▼▼▼

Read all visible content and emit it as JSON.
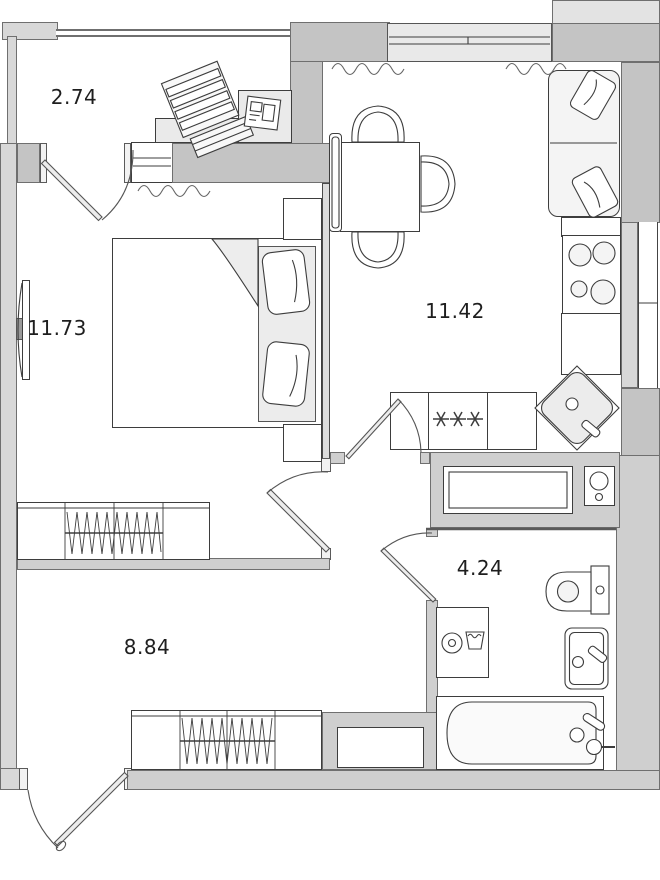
{
  "rooms": [
    {
      "name": "loggia",
      "area": "2.74"
    },
    {
      "name": "bedroom",
      "area": "11.73"
    },
    {
      "name": "kitchen-living-room",
      "area": "11.42"
    },
    {
      "name": "bathroom",
      "area": "4.24"
    },
    {
      "name": "hallway",
      "area": "8.84"
    }
  ],
  "fridge_marking": "✳✳✳",
  "colors": {
    "wall_dark": "#c4c4c4",
    "wall_medium": "#cfcfcf",
    "wall_light": "#d8d8d8",
    "line": "#3d3d3d",
    "floor": "#ffffff",
    "upholstery": "#ececec"
  },
  "fixtures": [
    "drying-rack",
    "desk",
    "tv",
    "double-bed",
    "nightstand",
    "wardrobe",
    "dining-table",
    "chair",
    "corner-sofa",
    "radiator",
    "window",
    "cooktop",
    "corner-sink",
    "refrigerator-freezer",
    "ventilation-duct",
    "water-heater",
    "toilet",
    "washbasin",
    "washing-machine",
    "bathtub",
    "entrance-door"
  ]
}
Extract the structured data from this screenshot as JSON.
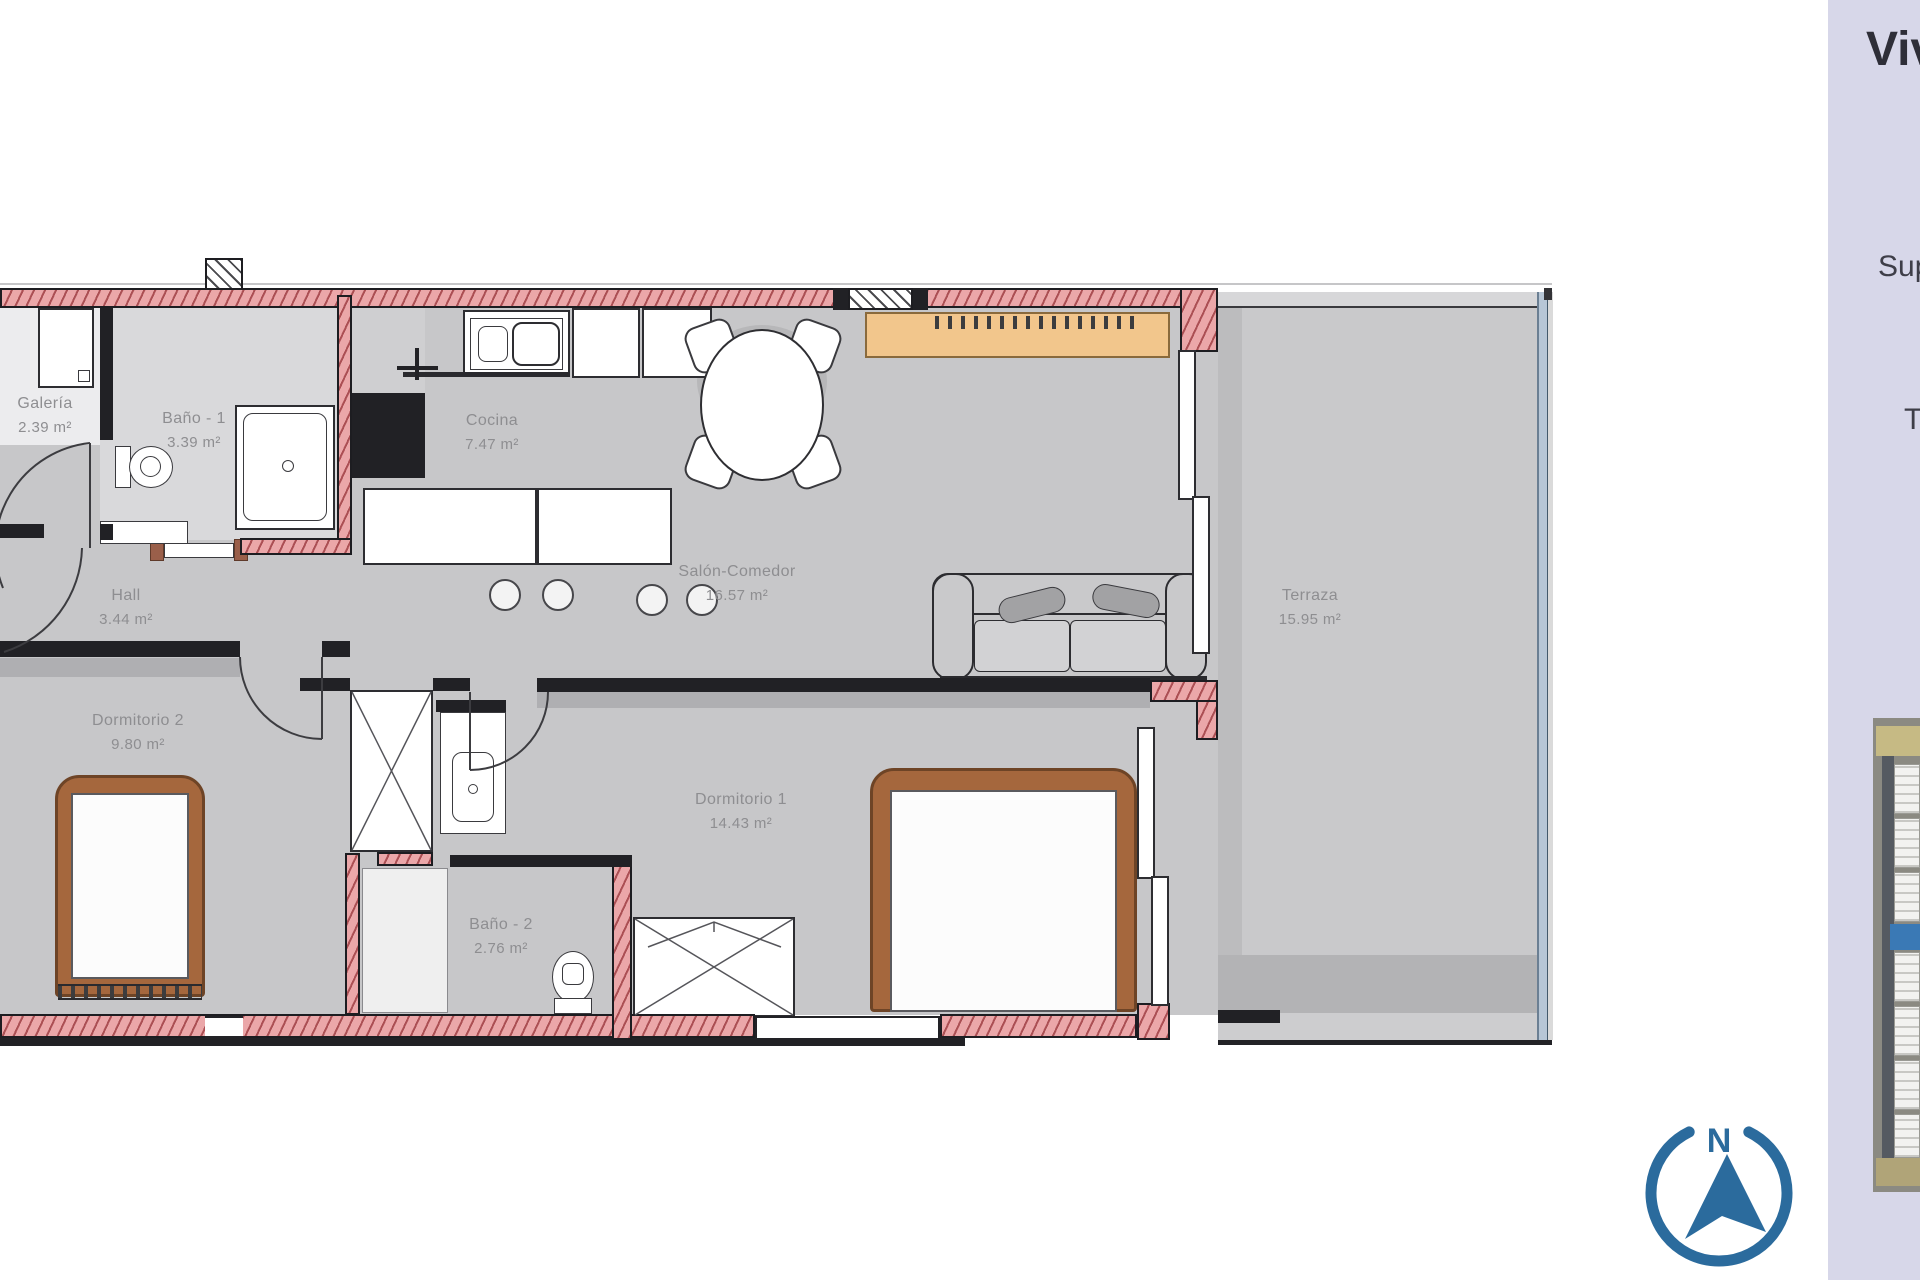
{
  "plan": {
    "rooms": {
      "galeria": {
        "name": "Galería",
        "area": "2.39 m²"
      },
      "bano1": {
        "name": "Baño - 1",
        "area": "3.39 m²"
      },
      "cocina": {
        "name": "Cocina",
        "area": "7.47 m²"
      },
      "hall": {
        "name": "Hall",
        "area": "3.44 m²"
      },
      "salon": {
        "name": "Salón-Comedor",
        "area": "16.57 m²"
      },
      "dorm2": {
        "name": "Dormitorio 2",
        "area": "9.80 m²"
      },
      "dorm1": {
        "name": "Dormitorio 1",
        "area": "14.43 m²"
      },
      "bano2": {
        "name": "Baño - 2",
        "area": "2.76 m²"
      },
      "terraza": {
        "name": "Terraza",
        "area": "15.95 m²"
      }
    },
    "colors": {
      "wall_pink": "#eba7a9",
      "wall_hatch": "#963237",
      "floor_gray": "#c7c7c9",
      "terrace_glass": "#b7c6d6",
      "wood_brown": "#a5673d",
      "sideboard_orange": "#f2c68c",
      "label_gray": "#8e8e91"
    }
  },
  "sidebar": {
    "background": "#d7d7e9",
    "title_partial": "Viv",
    "superficie_partial": "Sup",
    "terraza_partial": "T"
  },
  "compass": {
    "label": "N",
    "color": "#2b6b9d"
  }
}
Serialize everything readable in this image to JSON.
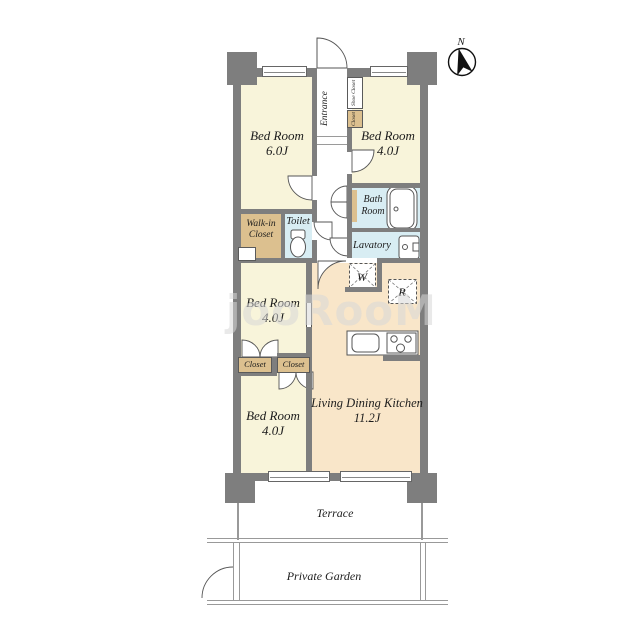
{
  "title": "apartment-floor-plan",
  "compass": {
    "label": "N"
  },
  "watermark": {
    "text": "jooRooM"
  },
  "rooms": {
    "bed6": {
      "name": "Bed Room",
      "size": "6.0J"
    },
    "bed4_top": {
      "name": "Bed Room",
      "size": "4.0J"
    },
    "bed4_mid": {
      "name": "Bed Room",
      "size": "4.0J"
    },
    "bed4_bottom": {
      "name": "Bed Room",
      "size": "4.0J"
    },
    "ldk": {
      "name": "Living Dining Kitchen",
      "size": "11.2J"
    },
    "bath": {
      "line1": "Bath",
      "line2": "Room"
    },
    "lavatory": {
      "name": "Lavatory"
    },
    "toilet": {
      "name": "Toilet"
    },
    "walk_in_closet": {
      "line1": "Walk-in",
      "line2": "Closet"
    },
    "entrance": {
      "name": "Entrance"
    },
    "shoe_closet": {
      "name": "Shoe Closet"
    },
    "entry_closet": {
      "name": "Closet"
    },
    "closet_left": {
      "name": "Closet"
    },
    "closet_right": {
      "name": "Closet"
    },
    "terrace": {
      "name": "Terrace"
    },
    "private_garden": {
      "name": "Private Garden"
    }
  },
  "appliances": {
    "washer": "W",
    "refrigerator": "R"
  },
  "colors": {
    "wall": "#7e7e7e",
    "room_cream": "#f8f4da",
    "ldk_peach": "#f9e6c9",
    "wet_area_blue": "#d8edf3",
    "closet_tan": "#dcc08f",
    "linework": "#555555"
  }
}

▲▲▲

Given problem: Write the entries above out again exactly, but not the pictures.

Exercise response:
Read all visible content and emit it as JSON.
{
  "rooms": [
    {
      "name": "loggia",
      "area": "2.74"
    },
    {
      "name": "bedroom",
      "area": "11.73"
    },
    {
      "name": "kitchen-living-room",
      "area": "11.42"
    },
    {
      "name": "bathroom",
      "area": "4.24"
    },
    {
      "name": "hallway",
      "area": "8.84"
    }
  ],
  "fridge_marking": "✳✳✳",
  "colors": {
    "wall_dark": "#c4c4c4",
    "wall_medium": "#cfcfcf",
    "wall_light": "#d8d8d8",
    "line": "#3d3d3d",
    "floor": "#ffffff",
    "upholstery": "#ececec"
  },
  "fixtures": [
    "drying-rack",
    "desk",
    "tv",
    "double-bed",
    "nightstand",
    "wardrobe",
    "dining-table",
    "chair",
    "corner-sofa",
    "radiator",
    "window",
    "cooktop",
    "corner-sink",
    "refrigerator-freezer",
    "ventilation-duct",
    "water-heater",
    "toilet",
    "washbasin",
    "washing-machine",
    "bathtub",
    "entrance-door"
  ]
}
Extract the structured data from this screenshot as JSON.
{
  "plan": {
    "rooms": {
      "galeria": {
        "name": "Galería",
        "area": "2.39 m²"
      },
      "bano1": {
        "name": "Baño - 1",
        "area": "3.39 m²"
      },
      "cocina": {
        "name": "Cocina",
        "area": "7.47 m²"
      },
      "hall": {
        "name": "Hall",
        "area": "3.44 m²"
      },
      "salon": {
        "name": "Salón-Comedor",
        "area": "16.57 m²"
      },
      "dorm2": {
        "name": "Dormitorio 2",
        "area": "9.80 m²"
      },
      "dorm1": {
        "name": "Dormitorio 1",
        "area": "14.43 m²"
      },
      "bano2": {
        "name": "Baño - 2",
        "area": "2.76 m²"
      },
      "terraza": {
        "name": "Terraza",
        "area": "15.95 m²"
      }
    },
    "colors": {
      "wall_pink": "#eba7a9",
      "wall_hatch": "#963237",
      "floor_gray": "#c7c7c9",
      "terrace_glass": "#b7c6d6",
      "wood_brown": "#a5673d",
      "sideboard_orange": "#f2c68c",
      "label_gray": "#8e8e91"
    }
  },
  "sidebar": {
    "background": "#d7d7e9",
    "title_partial": "Viv",
    "superficie_partial": "Sup",
    "terraza_partial": "T"
  },
  "compass": {
    "label": "N",
    "color": "#2b6b9d"
  }
}
Serialize everything readable in this image to JSON.
{
  "title": "apartment-floor-plan",
  "compass": {
    "label": "N"
  },
  "watermark": {
    "text": "jooRooM"
  },
  "rooms": {
    "bed6": {
      "name": "Bed Room",
      "size": "6.0J"
    },
    "bed4_top": {
      "name": "Bed Room",
      "size": "4.0J"
    },
    "bed4_mid": {
      "name": "Bed Room",
      "size": "4.0J"
    },
    "bed4_bottom": {
      "name": "Bed Room",
      "size": "4.0J"
    },
    "ldk": {
      "name": "Living Dining Kitchen",
      "size": "11.2J"
    },
    "bath": {
      "line1": "Bath",
      "line2": "Room"
    },
    "lavatory": {
      "name": "Lavatory"
    },
    "toilet": {
      "name": "Toilet"
    },
    "walk_in_closet": {
      "line1": "Walk-in",
      "line2": "Closet"
    },
    "entrance": {
      "name": "Entrance"
    },
    "shoe_closet": {
      "name": "Shoe Closet"
    },
    "entry_closet": {
      "name": "Closet"
    },
    "closet_left": {
      "name": "Closet"
    },
    "closet_right": {
      "name": "Closet"
    },
    "terrace": {
      "name": "Terrace"
    },
    "private_garden": {
      "name": "Private Garden"
    }
  },
  "appliances": {
    "washer": "W",
    "refrigerator": "R"
  },
  "colors": {
    "wall": "#7e7e7e",
    "room_cream": "#f8f4da",
    "ldk_peach": "#f9e6c9",
    "wet_area_blue": "#d8edf3",
    "closet_tan": "#dcc08f",
    "linework": "#555555"
  }
}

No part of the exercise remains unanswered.